-- START --

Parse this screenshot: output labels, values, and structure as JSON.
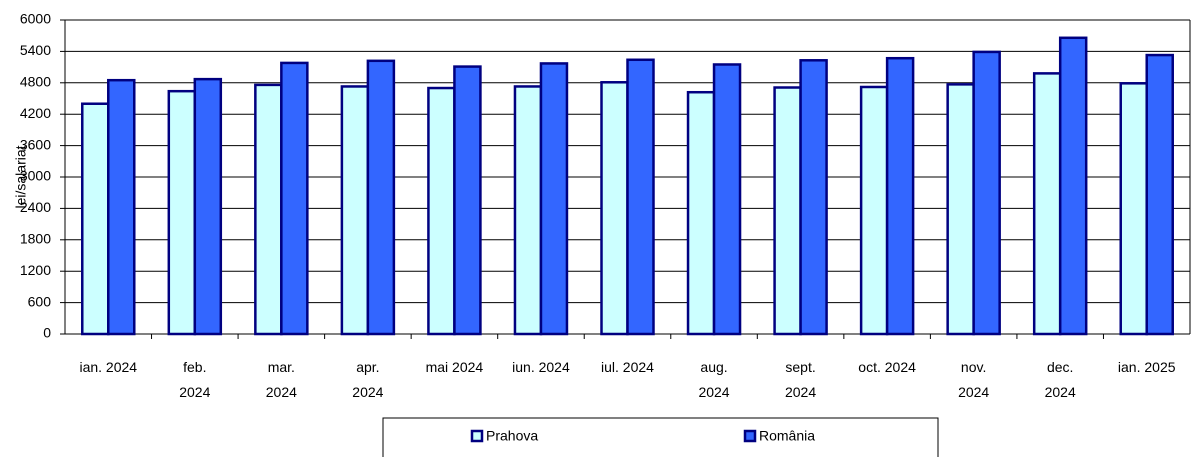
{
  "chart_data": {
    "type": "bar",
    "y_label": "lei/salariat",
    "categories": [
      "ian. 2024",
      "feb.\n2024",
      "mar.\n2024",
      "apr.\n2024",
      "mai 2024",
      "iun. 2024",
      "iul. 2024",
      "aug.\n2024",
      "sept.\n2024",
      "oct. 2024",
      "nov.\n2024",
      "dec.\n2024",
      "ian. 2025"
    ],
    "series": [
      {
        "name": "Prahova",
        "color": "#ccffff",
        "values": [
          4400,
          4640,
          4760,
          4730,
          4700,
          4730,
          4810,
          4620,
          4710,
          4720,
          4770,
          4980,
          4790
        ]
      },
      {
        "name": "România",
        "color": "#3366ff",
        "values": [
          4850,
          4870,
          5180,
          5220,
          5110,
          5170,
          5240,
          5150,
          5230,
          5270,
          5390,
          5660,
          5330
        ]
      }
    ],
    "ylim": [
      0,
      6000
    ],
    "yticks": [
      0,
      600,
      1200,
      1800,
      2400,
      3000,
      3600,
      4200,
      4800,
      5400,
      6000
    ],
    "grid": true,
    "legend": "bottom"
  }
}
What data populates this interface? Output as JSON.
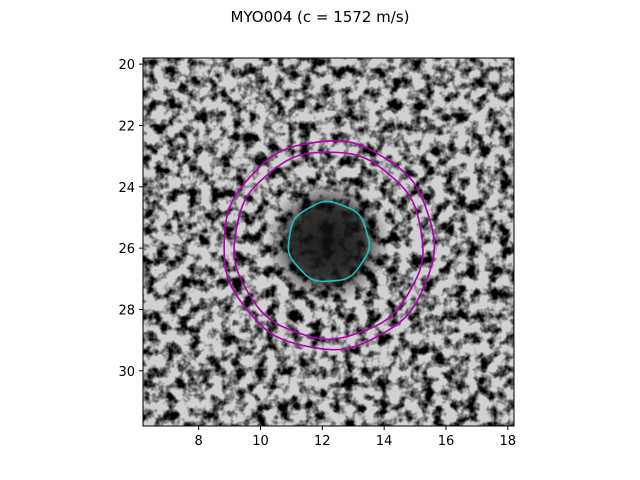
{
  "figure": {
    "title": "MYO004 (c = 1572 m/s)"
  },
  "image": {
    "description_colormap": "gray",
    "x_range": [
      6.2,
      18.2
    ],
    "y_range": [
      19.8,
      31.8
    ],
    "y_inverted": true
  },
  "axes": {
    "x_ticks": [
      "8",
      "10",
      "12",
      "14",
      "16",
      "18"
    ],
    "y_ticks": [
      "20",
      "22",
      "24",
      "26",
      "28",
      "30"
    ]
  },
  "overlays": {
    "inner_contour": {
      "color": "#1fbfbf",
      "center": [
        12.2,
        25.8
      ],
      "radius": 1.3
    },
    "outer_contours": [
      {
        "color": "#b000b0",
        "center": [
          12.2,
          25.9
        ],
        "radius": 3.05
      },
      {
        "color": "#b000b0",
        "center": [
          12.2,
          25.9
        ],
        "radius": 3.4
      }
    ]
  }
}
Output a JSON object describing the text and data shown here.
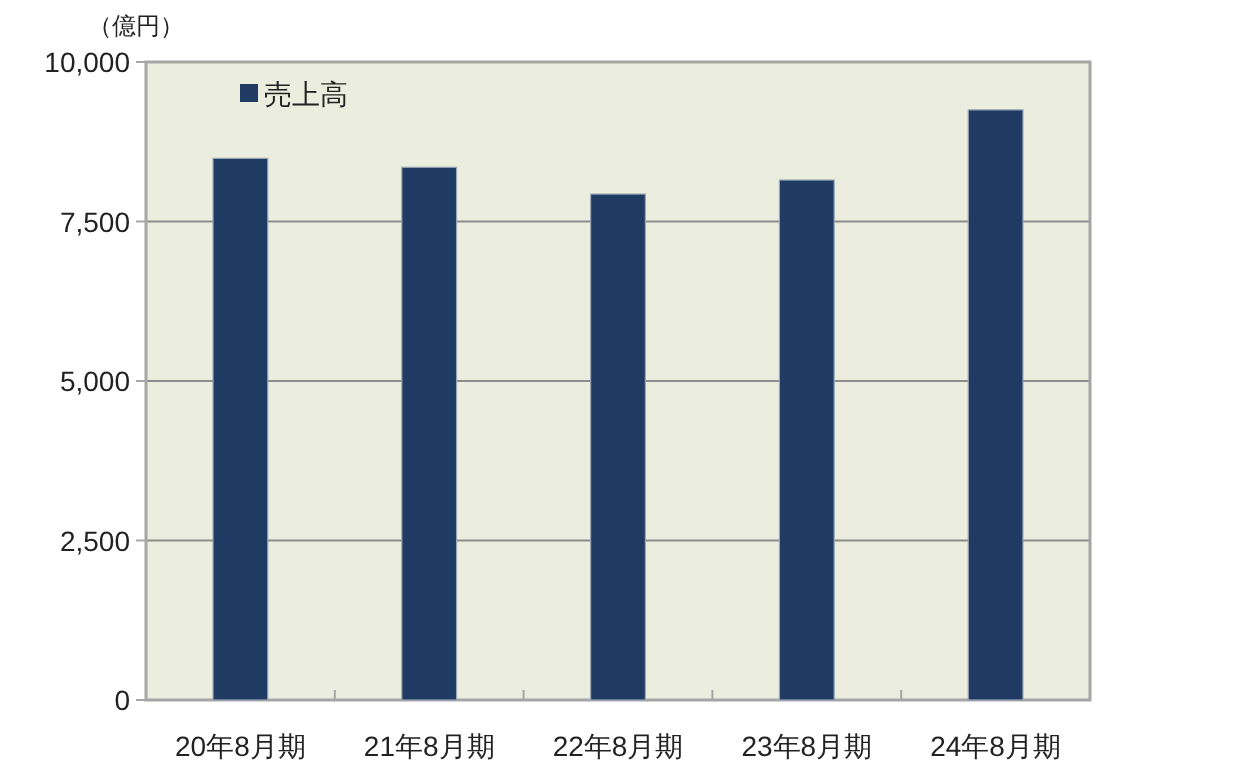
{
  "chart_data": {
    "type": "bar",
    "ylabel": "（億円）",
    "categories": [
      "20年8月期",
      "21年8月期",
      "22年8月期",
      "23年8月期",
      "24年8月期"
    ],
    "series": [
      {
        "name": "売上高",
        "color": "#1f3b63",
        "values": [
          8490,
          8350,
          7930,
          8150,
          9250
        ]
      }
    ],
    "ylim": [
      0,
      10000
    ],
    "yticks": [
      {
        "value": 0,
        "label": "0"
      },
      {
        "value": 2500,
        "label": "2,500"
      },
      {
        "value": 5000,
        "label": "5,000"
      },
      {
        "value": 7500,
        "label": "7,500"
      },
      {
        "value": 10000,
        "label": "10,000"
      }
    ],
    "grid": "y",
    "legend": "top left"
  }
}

-- END --

PROBLEM DESCRIPTION - Without the pictures, repeat all the records word for word.

SOLUTION TO THE EXERCISE -
Parse this screenshot: output labels, values, and structure as JSON.
{
  "chart_data": {
    "type": "bar",
    "y_label": "lei/salariat",
    "categories": [
      "ian. 2024",
      "feb.\n2024",
      "mar.\n2024",
      "apr.\n2024",
      "mai 2024",
      "iun. 2024",
      "iul. 2024",
      "aug.\n2024",
      "sept.\n2024",
      "oct. 2024",
      "nov.\n2024",
      "dec.\n2024",
      "ian. 2025"
    ],
    "series": [
      {
        "name": "Prahova",
        "color": "#ccffff",
        "values": [
          4400,
          4640,
          4760,
          4730,
          4700,
          4730,
          4810,
          4620,
          4710,
          4720,
          4770,
          4980,
          4790
        ]
      },
      {
        "name": "România",
        "color": "#3366ff",
        "values": [
          4850,
          4870,
          5180,
          5220,
          5110,
          5170,
          5240,
          5150,
          5230,
          5270,
          5390,
          5660,
          5330
        ]
      }
    ],
    "ylim": [
      0,
      6000
    ],
    "yticks": [
      0,
      600,
      1200,
      1800,
      2400,
      3000,
      3600,
      4200,
      4800,
      5400,
      6000
    ],
    "grid": true,
    "legend": "bottom"
  }
}
What data populates this interface? Output as JSON.
{
  "figure": {
    "title": "MYO004 (c = 1572 m/s)"
  },
  "image": {
    "description_colormap": "gray",
    "x_range": [
      6.2,
      18.2
    ],
    "y_range": [
      19.8,
      31.8
    ],
    "y_inverted": true
  },
  "axes": {
    "x_ticks": [
      "8",
      "10",
      "12",
      "14",
      "16",
      "18"
    ],
    "y_ticks": [
      "20",
      "22",
      "24",
      "26",
      "28",
      "30"
    ]
  },
  "overlays": {
    "inner_contour": {
      "color": "#1fbfbf",
      "center": [
        12.2,
        25.8
      ],
      "radius": 1.3
    },
    "outer_contours": [
      {
        "color": "#b000b0",
        "center": [
          12.2,
          25.9
        ],
        "radius": 3.05
      },
      {
        "color": "#b000b0",
        "center": [
          12.2,
          25.9
        ],
        "radius": 3.4
      }
    ]
  }
}
Output a JSON object describing the text and data shown here.
{
  "chart_data": {
    "type": "bar",
    "ylabel": "（億円）",
    "categories": [
      "20年8月期",
      "21年8月期",
      "22年8月期",
      "23年8月期",
      "24年8月期"
    ],
    "series": [
      {
        "name": "売上高",
        "color": "#1f3b63",
        "values": [
          8490,
          8350,
          7930,
          8150,
          9250
        ]
      }
    ],
    "ylim": [
      0,
      10000
    ],
    "yticks": [
      {
        "value": 0,
        "label": "0"
      },
      {
        "value": 2500,
        "label": "2,500"
      },
      {
        "value": 5000,
        "label": "5,000"
      },
      {
        "value": 7500,
        "label": "7,500"
      },
      {
        "value": 10000,
        "label": "10,000"
      }
    ],
    "grid": "y",
    "legend": "top left"
  }
}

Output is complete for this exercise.